— begin Given entries —

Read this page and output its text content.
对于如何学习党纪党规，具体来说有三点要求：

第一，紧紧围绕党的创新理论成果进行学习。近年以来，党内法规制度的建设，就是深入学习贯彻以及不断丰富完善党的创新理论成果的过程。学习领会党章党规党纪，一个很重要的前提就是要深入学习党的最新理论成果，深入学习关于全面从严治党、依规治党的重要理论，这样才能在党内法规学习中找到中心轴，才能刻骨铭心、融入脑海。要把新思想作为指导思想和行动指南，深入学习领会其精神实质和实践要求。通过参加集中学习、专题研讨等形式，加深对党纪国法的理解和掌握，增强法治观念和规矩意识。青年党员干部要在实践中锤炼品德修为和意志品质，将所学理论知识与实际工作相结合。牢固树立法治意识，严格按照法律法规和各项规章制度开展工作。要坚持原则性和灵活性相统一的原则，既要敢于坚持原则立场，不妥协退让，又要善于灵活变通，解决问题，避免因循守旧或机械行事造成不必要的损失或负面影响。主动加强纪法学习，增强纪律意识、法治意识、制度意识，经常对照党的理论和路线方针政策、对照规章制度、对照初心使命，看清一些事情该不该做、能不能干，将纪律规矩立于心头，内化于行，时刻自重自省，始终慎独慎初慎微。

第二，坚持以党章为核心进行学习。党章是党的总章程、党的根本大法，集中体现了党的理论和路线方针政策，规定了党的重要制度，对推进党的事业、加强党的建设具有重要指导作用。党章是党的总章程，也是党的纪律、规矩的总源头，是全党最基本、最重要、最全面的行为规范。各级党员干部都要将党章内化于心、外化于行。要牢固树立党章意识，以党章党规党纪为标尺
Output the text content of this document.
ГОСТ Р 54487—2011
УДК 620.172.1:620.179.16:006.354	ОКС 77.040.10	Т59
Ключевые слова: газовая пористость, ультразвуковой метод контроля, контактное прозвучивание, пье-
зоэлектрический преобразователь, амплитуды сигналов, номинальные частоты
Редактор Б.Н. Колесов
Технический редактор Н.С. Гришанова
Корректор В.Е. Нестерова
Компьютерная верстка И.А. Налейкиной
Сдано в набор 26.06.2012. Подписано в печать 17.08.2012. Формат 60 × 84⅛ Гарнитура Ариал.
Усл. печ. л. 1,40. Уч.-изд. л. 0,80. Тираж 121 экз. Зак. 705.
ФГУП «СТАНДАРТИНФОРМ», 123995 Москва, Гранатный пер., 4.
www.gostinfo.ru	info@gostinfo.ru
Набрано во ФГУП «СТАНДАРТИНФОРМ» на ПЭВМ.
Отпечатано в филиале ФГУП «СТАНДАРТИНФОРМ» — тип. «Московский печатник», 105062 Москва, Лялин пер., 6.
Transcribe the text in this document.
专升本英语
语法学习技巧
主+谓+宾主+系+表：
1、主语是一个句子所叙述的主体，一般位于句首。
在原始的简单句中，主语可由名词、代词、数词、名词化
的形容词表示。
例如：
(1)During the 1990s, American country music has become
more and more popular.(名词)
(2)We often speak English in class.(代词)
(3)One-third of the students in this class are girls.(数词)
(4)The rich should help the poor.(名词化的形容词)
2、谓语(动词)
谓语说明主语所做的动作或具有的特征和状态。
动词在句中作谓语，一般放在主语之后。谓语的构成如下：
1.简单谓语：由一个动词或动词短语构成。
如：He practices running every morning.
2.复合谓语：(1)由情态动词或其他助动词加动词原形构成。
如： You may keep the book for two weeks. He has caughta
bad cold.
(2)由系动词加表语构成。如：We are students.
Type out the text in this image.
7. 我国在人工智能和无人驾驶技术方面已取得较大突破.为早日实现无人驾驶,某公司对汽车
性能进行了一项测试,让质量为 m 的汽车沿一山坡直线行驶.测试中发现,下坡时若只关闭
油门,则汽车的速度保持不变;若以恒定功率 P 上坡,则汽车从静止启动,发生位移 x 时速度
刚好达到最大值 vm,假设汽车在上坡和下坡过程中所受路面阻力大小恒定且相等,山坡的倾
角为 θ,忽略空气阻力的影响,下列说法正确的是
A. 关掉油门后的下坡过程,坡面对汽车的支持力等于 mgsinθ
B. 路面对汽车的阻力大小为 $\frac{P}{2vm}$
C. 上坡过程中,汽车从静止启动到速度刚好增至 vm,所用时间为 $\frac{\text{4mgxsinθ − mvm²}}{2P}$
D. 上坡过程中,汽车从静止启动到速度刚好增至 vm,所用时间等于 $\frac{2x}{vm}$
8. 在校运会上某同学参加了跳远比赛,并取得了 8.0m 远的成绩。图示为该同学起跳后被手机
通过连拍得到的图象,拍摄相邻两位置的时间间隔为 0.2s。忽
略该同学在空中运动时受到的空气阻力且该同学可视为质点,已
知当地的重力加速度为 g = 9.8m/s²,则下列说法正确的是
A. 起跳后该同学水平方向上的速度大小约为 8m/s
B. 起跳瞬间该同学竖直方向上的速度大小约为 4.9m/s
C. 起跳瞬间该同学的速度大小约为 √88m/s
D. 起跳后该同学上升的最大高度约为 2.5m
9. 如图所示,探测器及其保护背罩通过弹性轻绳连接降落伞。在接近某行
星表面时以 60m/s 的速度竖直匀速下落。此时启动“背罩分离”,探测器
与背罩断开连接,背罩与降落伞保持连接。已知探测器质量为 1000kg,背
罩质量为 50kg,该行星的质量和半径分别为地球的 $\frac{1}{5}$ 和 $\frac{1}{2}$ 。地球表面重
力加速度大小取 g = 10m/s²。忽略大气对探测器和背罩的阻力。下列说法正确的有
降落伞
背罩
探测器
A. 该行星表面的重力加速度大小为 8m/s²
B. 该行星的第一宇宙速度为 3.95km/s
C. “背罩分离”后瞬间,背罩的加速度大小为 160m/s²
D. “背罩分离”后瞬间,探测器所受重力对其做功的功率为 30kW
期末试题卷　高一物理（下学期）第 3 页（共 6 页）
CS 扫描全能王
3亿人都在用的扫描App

— end Given entries —

Reproduce the entries above in full by retyping them exactly.

● Problem solution:
Read this page and output its text content.
对于如何学习党纪党规，具体来说有三点要求：

第一，紧紧围绕党的创新理论成果进行学习。近年以来，党内法规制度的建设，就是深入学习贯彻以及不断丰富完善党的创新理论成果的过程。学习领会党章党规党纪，一个很重要的前提就是要深入学习党的最新理论成果，深入学习关于全面从严治党、依规治党的重要理论，这样才能在党内法规学习中找到中心轴，才能刻骨铭心、融入脑海。要把新思想作为指导思想和行动指南，深入学习领会其精神实质和实践要求。通过参加集中学习、专题研讨等形式，加深对党纪国法的理解和掌握，增强法治观念和规矩意识。青年党员干部要在实践中锤炼品德修为和意志品质，将所学理论知识与实际工作相结合。牢固树立法治意识，严格按照法律法规和各项规章制度开展工作。要坚持原则性和灵活性相统一的原则，既要敢于坚持原则立场，不妥协退让，又要善于灵活变通，解决问题，避免因循守旧或机械行事造成不必要的损失或负面影响。主动加强纪法学习，增强纪律意识、法治意识、制度意识，经常对照党的理论和路线方针政策、对照规章制度、对照初心使命，看清一些事情该不该做、能不能干，将纪律规矩立于心头，内化于行，时刻自重自省，始终慎独慎初慎微。

第二，坚持以党章为核心进行学习。党章是党的总章程、党的根本大法，集中体现了党的理论和路线方针政策，规定了党的重要制度，对推进党的事业、加强党的建设具有重要指导作用。党章是党的总章程，也是党的纪律、规矩的总源头，是全党最基本、最重要、最全面的行为规范。各级党员干部都要将党章内化于心、外化于行。要牢固树立党章意识，以党章党规党纪为标尺
Output the text content of this document.
ГОСТ Р 54487—2011
УДК 620.172.1:620.179.16:006.354	ОКС 77.040.10	Т59
Ключевые слова: газовая пористость, ультразвуковой метод контроля, контактное прозвучивание, пье-
зоэлектрический преобразователь, амплитуды сигналов, номинальные частоты
Редактор Б.Н. Колесов
Технический редактор Н.С. Гришанова
Корректор В.Е. Нестерова
Компьютерная верстка И.А. Налейкиной
Сдано в набор 26.06.2012. Подписано в печать 17.08.2012. Формат 60 × 84⅛ Гарнитура Ариал.
Усл. печ. л. 1,40. Уч.-изд. л. 0,80. Тираж 121 экз. Зак. 705.
ФГУП «СТАНДАРТИНФОРМ», 123995 Москва, Гранатный пер., 4.
www.gostinfo.ru	info@gostinfo.ru
Набрано во ФГУП «СТАНДАРТИНФОРМ» на ПЭВМ.
Отпечатано в филиале ФГУП «СТАНДАРТИНФОРМ» — тип. «Московский печатник», 105062 Москва, Лялин пер., 6.
Transcribe the text in this document.
专升本英语
语法学习技巧
主+谓+宾主+系+表：
1、主语是一个句子所叙述的主体，一般位于句首。
在原始的简单句中，主语可由名词、代词、数词、名词化
的形容词表示。
例如：
(1)During the 1990s, American country music has become
more and more popular.(名词)
(2)We often speak English in class.(代词)
(3)One-third of the students in this class are girls.(数词)
(4)The rich should help the poor.(名词化的形容词)
2、谓语(动词)
谓语说明主语所做的动作或具有的特征和状态。
动词在句中作谓语，一般放在主语之后。谓语的构成如下：
1.简单谓语：由一个动词或动词短语构成。
如：He practices running every morning.
2.复合谓语：(1)由情态动词或其他助动词加动词原形构成。
如： You may keep the book for two weeks. He has caughta
bad cold.
(2)由系动词加表语构成。如：We are students.
Type out the text in this image.
7. 我国在人工智能和无人驾驶技术方面已取得较大突破.为早日实现无人驾驶,某公司对汽车
性能进行了一项测试,让质量为 m 的汽车沿一山坡直线行驶.测试中发现,下坡时若只关闭
油门,则汽车的速度保持不变;若以恒定功率 P 上坡,则汽车从静止启动,发生位移 x 时速度
刚好达到最大值 vm,假设汽车在上坡和下坡过程中所受路面阻力大小恒定且相等,山坡的倾
角为 θ,忽略空气阻力的影响,下列说法正确的是
A. 关掉油门后的下坡过程,坡面对汽车的支持力等于 mgsinθ
B. 路面对汽车的阻力大小为 $\frac{P}{2vm}$
C. 上坡过程中,汽车从静止启动到速度刚好增至 vm,所用时间为 $\frac{\text{4mgxsinθ − mvm²}}{2P}$
D. 上坡过程中,汽车从静止启动到速度刚好增至 vm,所用时间等于 $\frac{2x}{vm}$
8. 在校运会上某同学参加了跳远比赛,并取得了 8.0m 远的成绩。图示为该同学起跳后被手机
通过连拍得到的图象,拍摄相邻两位置的时间间隔为 0.2s。忽
略该同学在空中运动时受到的空气阻力且该同学可视为质点,已
知当地的重力加速度为 g = 9.8m/s²,则下列说法正确的是
A. 起跳后该同学水平方向上的速度大小约为 8m/s
B. 起跳瞬间该同学竖直方向上的速度大小约为 4.9m/s
C. 起跳瞬间该同学的速度大小约为 √88m/s
D. 起跳后该同学上升的最大高度约为 2.5m
9. 如图所示,探测器及其保护背罩通过弹性轻绳连接降落伞。在接近某行
星表面时以 60m/s 的速度竖直匀速下落。此时启动“背罩分离”,探测器
与背罩断开连接,背罩与降落伞保持连接。已知探测器质量为 1000kg,背
罩质量为 50kg,该行星的质量和半径分别为地球的 $\frac{1}{5}$ 和 $\frac{1}{2}$ 。地球表面重
力加速度大小取 g = 10m/s²。忽略大气对探测器和背罩的阻力。下列说法正确的有
降落伞
背罩
探测器
A. 该行星表面的重力加速度大小为 8m/s²
B. 该行星的第一宇宙速度为 3.95km/s
C. “背罩分离”后瞬间,背罩的加速度大小为 160m/s²
D. “背罩分离”后瞬间,探测器所受重力对其做功的功率为 30kW
期末试题卷　高一物理（下学期）第 3 页（共 6 页）
CS 扫描全能王
3亿人都在用的扫描App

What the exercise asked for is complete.